▸ SOURCE PASSAGE:
★ ★ ★ ★

California Cruising July 1990.
Maps (250 pages),
With Oxshott Village sign mug
for scale purposes only.
A few pictures below if you find the story boring.
Sorry about the shorts and the knees.
Back in July 1990, I, for some reason, was feeling a bit flushed and decided to take my 16 year old son Dan for a fly drive to California. Some 22 years earlier in 1968 I had a similar urge to emigrate to Seattle, which we did, but the story for that trip can be found HERE.
So, I was fairly comfortable in navigating my way around the Highways, Byways and Freeways of The States in a gas guzzler on the wrong side of the road, or was it the right side of the road?
Any which way in order to plan the trip I bought a couple of highly detailed atlases (no GPS in 1990) of the area, which were way too heavy to tuck in my holdall, booked a return trip to LA with Virgin Atlantic and one fine day in July headed for Heathrow, boarded a Boeing 747 (with exquisitely designed leading edge variable camber flaps , not slats!), blasted down runway 28L and headed polewards for the great circle route to LA. The flight was, as far as I remember, spectacularly seamless.
Stepping out of the 747 onto the tarmac (no boarding bridges) into a blast of hot air at LA airport was the first reminder that we weren't in Oxshott Woods. Following acceptance at Passport Control we set off to find our gas guzzler which turned out to be a, sort of OK, Buick which somehow found its way to our first Airbnb, (except there was no Airbnb in those days) but damned if can remember how I booked our accommodation, must have been on something called the telephone. My scribbled sketches of the route around the sleazy end of LA gleaned from the atlases served very well except for a wrong turn into a dodgy area where we were told to vamoose pronto, ‘Si Si Signor Rodriguez, keep your sombrero on’.

★ ★ ★ ★

▸ DATASET EXTRACT:

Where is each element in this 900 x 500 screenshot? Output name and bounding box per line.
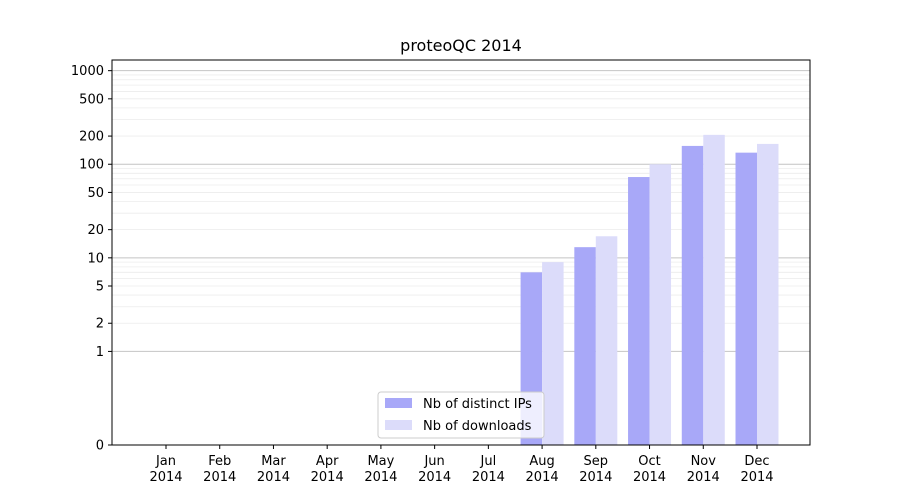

★ ★ ★ ★

▸ WORK INSTRUCTIONS:
**a)** In the California trip account, what car did the writer and Dan pick up at LA airport?
**b)** Pick up the California trip account after its last sentence and keep the story going.

▸ ANSWERS GIVEN:
**a)** A Buick

**b)**
The plan for the first few days was to visit the original Disneyland, Howard Hughes's Spruce Goose, The Queen Mary at Long Beach and Universal Studios. These were all achieved and enjoyed without incident, except maybe our encounter with Jaws who tried very hard to swallow us up at Universal Studios. A number of meals were enjoyed along the way, they all came in large or extra large portions usually with a bucket of side salad and a cake thrown in!
Next on our itinerary was a cruise, threading our way through the outskirts of LA, and then heading east along Highway 15 to Las Vegas (about 270 miles) which, also, as far as I remember went without a hitch or even a hitch hiker on his/her way to Slab City, which of course didn't exist in those days although we did consider that maybe ‘Sad City’ would be an OK place to live, which, as you probably know is reserved for terminally ill airliners. Crossing the border into Nevada presented no problems.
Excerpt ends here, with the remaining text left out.